**THE TASK:**
Extract each line holding the word "piezométrico" from the entries.

**GIVEN DATA:**
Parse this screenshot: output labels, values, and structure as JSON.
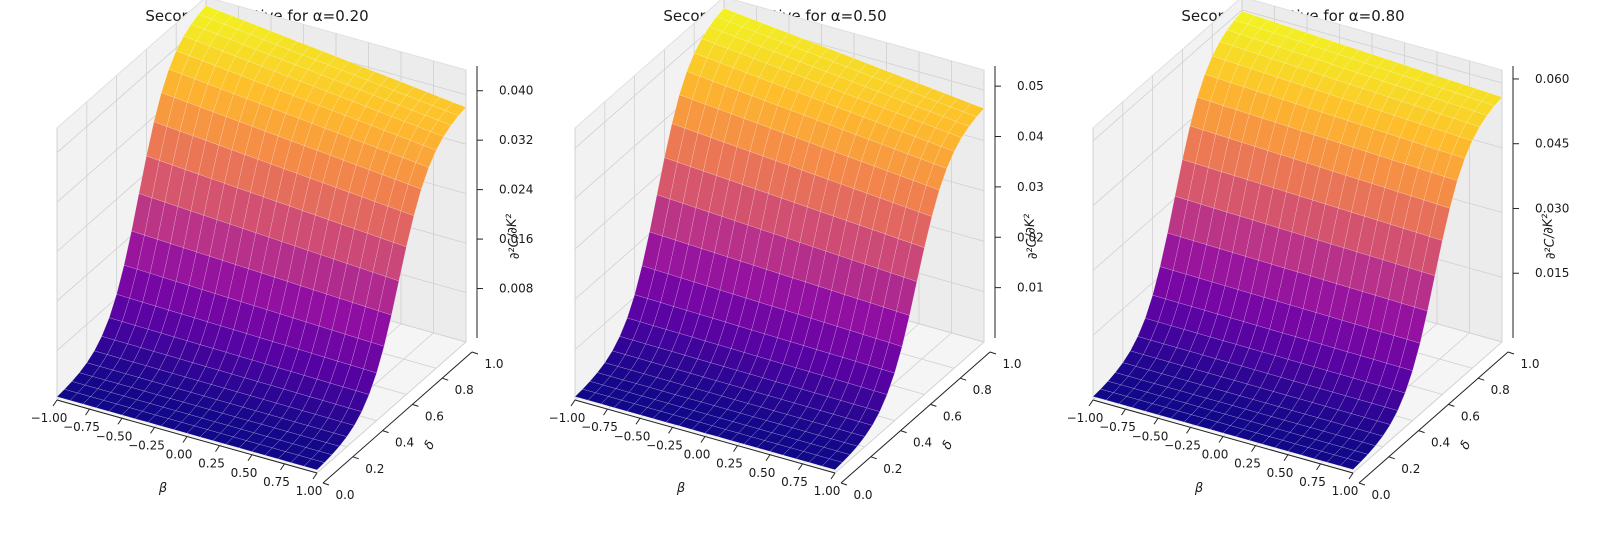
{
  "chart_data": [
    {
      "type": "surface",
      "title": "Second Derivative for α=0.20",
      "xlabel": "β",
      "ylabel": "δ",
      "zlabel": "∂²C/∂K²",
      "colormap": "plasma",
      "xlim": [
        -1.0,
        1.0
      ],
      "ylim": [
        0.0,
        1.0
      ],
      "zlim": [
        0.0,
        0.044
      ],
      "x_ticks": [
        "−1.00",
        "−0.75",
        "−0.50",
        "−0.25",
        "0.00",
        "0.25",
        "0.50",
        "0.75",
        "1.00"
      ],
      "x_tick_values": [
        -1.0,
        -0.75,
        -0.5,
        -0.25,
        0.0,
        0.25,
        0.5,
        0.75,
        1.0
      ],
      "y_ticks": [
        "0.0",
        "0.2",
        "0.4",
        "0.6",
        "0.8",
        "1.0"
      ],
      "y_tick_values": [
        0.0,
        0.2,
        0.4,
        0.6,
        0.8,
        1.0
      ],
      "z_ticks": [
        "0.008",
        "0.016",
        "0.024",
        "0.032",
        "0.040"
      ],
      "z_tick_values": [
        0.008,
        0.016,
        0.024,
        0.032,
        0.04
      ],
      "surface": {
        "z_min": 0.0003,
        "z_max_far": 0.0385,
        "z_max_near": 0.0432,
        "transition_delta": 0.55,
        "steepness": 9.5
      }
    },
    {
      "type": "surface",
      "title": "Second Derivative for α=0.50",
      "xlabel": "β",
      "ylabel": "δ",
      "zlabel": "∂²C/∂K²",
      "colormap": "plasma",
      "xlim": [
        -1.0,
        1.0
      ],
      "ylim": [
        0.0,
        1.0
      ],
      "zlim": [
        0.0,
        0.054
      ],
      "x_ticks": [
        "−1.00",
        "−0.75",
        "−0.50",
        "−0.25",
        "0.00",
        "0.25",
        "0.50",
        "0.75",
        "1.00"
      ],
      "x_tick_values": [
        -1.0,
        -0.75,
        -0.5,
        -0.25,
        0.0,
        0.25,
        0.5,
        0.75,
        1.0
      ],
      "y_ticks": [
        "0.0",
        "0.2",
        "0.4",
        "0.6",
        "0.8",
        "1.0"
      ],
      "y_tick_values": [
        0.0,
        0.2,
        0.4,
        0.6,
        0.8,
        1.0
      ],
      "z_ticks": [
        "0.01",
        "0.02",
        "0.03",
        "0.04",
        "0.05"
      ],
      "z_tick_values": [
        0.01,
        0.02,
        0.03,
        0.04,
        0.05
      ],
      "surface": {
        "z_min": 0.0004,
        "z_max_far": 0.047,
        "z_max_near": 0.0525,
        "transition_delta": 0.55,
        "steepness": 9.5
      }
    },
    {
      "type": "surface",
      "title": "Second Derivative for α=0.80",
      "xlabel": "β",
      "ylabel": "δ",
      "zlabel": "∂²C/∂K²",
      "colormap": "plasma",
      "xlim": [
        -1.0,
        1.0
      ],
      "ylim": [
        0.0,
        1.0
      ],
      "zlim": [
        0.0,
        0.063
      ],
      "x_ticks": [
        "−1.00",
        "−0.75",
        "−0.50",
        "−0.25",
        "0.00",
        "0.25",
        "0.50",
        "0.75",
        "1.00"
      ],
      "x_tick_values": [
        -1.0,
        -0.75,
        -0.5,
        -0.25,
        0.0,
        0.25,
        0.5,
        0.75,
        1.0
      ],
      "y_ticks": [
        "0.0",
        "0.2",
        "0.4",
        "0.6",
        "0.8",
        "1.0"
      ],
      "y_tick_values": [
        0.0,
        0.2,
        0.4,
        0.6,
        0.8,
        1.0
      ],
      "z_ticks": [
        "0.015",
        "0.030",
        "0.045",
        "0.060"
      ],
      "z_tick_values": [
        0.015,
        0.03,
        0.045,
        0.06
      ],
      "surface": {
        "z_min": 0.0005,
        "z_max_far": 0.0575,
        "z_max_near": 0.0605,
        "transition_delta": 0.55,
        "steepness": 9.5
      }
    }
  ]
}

--

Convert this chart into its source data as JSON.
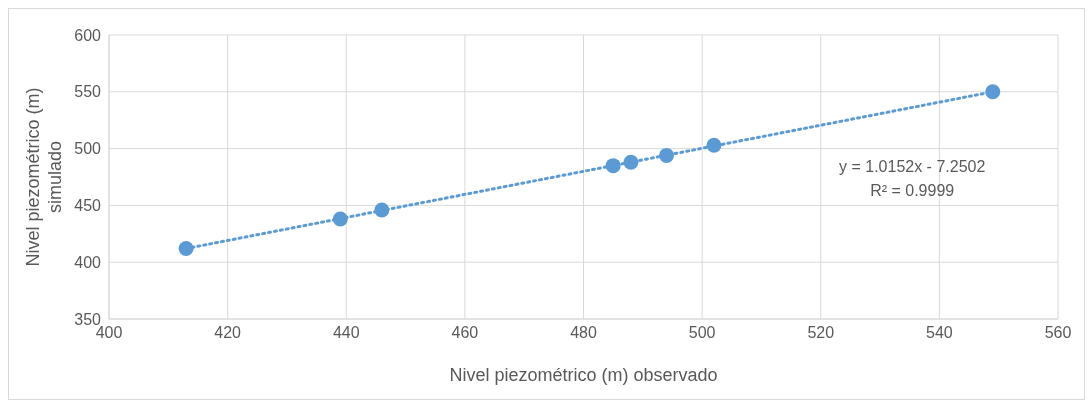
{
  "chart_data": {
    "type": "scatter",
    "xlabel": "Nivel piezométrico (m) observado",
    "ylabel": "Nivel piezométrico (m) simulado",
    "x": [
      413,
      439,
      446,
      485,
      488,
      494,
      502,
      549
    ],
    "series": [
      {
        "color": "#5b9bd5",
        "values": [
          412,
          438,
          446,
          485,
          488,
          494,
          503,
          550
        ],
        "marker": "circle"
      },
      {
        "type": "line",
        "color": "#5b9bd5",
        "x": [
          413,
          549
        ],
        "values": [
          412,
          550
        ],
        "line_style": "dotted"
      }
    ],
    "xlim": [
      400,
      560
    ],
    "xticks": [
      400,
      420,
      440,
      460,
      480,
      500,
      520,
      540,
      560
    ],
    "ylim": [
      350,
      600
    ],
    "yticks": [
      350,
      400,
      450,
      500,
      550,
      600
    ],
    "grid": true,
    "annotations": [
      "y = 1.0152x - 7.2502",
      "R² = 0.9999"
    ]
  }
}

**TASK SOLUTION:**
    "xlabel": "Nivel piezométrico (m) observado",
    "ylabel": "Nivel piezométrico (m) simulado",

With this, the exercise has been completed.